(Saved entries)
####

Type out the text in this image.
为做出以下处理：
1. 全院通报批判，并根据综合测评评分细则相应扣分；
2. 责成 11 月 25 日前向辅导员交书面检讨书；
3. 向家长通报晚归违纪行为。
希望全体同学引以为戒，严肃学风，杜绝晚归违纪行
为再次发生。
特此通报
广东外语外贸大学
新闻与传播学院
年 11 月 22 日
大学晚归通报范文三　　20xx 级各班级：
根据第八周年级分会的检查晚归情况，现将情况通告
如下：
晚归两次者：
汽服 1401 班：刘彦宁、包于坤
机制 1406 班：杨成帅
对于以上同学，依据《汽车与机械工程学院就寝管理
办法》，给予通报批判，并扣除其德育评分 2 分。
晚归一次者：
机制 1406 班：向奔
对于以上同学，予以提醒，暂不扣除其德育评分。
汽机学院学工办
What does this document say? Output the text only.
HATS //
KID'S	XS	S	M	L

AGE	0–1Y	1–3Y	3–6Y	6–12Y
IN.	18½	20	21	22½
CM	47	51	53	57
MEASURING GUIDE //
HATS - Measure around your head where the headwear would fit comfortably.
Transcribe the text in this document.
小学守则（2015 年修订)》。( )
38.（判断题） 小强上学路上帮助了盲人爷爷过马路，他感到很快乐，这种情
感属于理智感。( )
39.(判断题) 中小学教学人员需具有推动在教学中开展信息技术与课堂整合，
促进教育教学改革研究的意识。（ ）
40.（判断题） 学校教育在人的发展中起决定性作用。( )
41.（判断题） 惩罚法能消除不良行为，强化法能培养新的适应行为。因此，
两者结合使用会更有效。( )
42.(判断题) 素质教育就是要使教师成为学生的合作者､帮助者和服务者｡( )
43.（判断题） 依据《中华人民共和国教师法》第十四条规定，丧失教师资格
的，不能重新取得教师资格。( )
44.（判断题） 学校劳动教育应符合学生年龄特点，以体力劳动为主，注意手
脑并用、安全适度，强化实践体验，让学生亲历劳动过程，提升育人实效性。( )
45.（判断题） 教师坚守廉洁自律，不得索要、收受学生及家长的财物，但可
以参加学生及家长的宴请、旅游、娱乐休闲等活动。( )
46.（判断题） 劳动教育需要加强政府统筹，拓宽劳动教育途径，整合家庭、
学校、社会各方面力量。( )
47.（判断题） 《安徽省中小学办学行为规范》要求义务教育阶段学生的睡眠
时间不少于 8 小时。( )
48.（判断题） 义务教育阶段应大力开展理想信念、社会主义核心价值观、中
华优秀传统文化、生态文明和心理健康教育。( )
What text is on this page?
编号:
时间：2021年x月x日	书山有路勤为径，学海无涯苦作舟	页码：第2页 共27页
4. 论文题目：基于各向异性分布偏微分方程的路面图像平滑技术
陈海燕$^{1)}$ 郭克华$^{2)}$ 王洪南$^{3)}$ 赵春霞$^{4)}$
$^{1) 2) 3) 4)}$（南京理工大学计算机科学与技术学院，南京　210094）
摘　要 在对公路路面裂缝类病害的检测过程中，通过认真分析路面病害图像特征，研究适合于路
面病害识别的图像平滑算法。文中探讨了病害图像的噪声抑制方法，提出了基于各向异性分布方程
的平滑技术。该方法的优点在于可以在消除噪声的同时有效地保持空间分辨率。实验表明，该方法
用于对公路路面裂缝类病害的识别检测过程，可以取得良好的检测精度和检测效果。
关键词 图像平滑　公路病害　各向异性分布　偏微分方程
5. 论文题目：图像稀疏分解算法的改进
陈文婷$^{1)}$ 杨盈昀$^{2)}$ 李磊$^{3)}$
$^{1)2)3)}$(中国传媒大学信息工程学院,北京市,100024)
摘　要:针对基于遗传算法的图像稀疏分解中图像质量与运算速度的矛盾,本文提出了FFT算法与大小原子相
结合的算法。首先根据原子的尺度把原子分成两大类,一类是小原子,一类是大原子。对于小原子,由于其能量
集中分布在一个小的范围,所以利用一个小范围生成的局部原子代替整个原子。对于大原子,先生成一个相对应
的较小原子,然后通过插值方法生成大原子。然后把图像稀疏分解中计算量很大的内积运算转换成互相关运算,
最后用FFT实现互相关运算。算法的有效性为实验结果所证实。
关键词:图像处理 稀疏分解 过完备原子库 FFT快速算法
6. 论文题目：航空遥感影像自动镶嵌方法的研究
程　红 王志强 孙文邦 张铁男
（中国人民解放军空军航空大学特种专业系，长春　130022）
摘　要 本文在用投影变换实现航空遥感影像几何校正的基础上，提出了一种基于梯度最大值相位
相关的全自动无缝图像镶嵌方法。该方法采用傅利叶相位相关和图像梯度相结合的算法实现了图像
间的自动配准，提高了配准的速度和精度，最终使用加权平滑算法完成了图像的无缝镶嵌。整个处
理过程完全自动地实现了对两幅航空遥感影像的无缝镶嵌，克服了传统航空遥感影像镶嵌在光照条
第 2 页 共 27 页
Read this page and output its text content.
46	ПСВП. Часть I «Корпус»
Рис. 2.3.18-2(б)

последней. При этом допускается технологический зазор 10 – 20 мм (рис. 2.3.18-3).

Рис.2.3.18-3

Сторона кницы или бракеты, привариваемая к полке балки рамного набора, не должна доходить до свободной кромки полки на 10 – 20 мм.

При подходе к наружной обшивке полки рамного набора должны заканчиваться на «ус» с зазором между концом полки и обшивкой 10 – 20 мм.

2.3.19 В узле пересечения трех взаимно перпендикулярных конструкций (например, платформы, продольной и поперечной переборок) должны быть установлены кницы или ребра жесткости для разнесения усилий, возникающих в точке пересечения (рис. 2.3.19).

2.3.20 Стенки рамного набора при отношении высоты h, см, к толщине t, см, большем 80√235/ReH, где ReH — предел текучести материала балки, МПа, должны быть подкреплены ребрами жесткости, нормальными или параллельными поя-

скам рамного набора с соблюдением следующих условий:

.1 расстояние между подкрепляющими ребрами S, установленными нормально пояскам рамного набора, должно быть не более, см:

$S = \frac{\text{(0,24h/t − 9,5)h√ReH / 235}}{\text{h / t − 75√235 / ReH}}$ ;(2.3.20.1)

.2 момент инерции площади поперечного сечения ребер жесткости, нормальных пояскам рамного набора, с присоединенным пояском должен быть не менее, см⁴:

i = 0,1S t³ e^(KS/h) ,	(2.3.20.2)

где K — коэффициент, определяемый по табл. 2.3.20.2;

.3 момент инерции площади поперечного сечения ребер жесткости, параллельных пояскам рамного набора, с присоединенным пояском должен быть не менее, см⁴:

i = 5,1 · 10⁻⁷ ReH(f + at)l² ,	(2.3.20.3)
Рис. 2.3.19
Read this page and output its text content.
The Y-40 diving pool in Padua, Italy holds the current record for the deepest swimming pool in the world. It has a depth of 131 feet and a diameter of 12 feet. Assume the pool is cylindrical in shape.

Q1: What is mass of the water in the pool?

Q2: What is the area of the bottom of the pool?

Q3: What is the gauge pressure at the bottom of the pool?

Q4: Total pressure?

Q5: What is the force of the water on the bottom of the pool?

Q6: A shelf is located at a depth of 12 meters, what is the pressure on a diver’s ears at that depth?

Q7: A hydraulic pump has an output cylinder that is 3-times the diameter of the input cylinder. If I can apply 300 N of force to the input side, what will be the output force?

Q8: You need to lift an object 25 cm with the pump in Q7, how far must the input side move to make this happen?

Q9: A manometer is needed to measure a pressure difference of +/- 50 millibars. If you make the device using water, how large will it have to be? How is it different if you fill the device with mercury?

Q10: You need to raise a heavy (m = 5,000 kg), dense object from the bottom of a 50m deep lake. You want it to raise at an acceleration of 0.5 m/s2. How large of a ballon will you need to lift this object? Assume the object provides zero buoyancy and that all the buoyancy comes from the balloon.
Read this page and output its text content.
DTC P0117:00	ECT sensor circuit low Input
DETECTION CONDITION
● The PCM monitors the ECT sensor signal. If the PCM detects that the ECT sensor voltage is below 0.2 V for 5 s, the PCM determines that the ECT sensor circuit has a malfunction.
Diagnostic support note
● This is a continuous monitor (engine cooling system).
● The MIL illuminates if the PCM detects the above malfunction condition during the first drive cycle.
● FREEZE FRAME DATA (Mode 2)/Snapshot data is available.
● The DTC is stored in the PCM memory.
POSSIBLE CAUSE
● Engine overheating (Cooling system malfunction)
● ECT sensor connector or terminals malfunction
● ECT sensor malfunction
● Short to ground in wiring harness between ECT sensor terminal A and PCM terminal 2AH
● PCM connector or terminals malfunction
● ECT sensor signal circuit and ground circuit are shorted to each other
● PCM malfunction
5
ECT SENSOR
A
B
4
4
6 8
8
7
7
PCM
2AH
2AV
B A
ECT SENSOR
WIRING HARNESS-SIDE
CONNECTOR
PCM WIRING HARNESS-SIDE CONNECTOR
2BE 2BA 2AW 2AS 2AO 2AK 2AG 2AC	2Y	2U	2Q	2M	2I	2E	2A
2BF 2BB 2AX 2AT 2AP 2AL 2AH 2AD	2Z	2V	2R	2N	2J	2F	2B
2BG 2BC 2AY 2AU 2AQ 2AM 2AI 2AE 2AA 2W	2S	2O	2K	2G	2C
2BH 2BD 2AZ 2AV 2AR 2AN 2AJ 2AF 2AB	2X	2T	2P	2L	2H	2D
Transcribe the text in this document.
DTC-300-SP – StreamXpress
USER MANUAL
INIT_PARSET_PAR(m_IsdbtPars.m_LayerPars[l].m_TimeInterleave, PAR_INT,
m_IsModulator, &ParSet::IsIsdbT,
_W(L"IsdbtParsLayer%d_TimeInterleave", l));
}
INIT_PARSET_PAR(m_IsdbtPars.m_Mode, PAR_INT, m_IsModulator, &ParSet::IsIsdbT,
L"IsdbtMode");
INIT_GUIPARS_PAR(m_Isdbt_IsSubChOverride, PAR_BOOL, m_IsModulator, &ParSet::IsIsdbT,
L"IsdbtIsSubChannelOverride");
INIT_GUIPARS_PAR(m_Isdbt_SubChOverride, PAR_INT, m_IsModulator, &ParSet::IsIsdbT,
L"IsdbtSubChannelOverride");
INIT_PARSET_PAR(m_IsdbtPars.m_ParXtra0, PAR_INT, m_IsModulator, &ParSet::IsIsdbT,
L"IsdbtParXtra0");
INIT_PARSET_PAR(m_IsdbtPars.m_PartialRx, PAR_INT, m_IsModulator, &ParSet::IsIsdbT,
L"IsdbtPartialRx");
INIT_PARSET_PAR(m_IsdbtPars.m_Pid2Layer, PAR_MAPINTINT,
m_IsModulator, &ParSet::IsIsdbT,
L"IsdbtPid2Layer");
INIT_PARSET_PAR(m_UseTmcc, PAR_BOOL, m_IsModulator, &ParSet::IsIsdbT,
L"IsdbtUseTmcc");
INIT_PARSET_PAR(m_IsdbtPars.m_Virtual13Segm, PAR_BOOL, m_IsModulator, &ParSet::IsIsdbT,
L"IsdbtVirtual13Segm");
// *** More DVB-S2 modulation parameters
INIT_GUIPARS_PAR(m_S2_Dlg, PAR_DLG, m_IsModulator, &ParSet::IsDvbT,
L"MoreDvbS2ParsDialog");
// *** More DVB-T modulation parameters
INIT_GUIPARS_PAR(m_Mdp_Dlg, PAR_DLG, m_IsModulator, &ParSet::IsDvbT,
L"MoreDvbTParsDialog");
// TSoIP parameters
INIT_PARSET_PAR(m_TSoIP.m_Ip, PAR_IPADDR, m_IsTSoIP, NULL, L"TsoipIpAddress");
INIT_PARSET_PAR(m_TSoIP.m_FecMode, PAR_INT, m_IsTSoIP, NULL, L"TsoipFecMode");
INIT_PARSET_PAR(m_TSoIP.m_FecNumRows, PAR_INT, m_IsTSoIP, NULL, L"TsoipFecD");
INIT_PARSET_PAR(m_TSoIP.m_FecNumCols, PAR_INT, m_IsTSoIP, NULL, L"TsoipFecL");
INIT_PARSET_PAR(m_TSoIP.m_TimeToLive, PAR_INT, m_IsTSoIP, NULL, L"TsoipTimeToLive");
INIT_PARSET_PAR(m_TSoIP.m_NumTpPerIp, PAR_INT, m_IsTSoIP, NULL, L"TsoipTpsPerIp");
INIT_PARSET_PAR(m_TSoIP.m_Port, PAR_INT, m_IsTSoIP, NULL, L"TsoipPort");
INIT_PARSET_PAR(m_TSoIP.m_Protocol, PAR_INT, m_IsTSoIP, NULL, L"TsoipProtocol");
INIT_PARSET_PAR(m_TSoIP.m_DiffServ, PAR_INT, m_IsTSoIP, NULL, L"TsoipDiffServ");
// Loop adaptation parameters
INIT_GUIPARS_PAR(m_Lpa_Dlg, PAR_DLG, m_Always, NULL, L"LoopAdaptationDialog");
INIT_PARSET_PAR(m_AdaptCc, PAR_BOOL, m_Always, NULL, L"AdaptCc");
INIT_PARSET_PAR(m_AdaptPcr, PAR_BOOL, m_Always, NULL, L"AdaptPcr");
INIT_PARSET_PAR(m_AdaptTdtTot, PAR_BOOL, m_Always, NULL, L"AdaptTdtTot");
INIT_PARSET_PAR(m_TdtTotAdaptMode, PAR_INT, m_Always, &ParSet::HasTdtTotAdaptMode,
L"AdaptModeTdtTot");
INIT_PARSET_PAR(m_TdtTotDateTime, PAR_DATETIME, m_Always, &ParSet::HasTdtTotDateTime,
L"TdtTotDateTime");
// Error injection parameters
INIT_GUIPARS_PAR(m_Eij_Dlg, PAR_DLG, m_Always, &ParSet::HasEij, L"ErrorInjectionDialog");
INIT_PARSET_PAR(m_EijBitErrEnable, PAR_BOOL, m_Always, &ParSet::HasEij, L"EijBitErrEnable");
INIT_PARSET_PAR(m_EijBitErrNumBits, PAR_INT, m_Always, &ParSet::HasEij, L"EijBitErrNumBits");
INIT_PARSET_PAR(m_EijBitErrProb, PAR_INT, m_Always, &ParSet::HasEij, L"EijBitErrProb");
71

####

• _TASK STATEMENT_
Filter the listing above for the string "large" and copy every matching line.

• _RESPONSE BELOW_
Q9: A manometer is needed to measure a pressure difference of +/- 50 millibars. If you make the device using water, how large will it have to be? How is it different if you fill the device with mercury?
Q10: You need to raise a heavy (m = 5,000 kg), dense object from the bottom of a 50m deep lake. You want it to raise at an acceleration of 0.5 m/s2. How large of a ballon will you need to lift this object? Assume the object provides zero buoyancy and that all the buoyancy comes from the balloon.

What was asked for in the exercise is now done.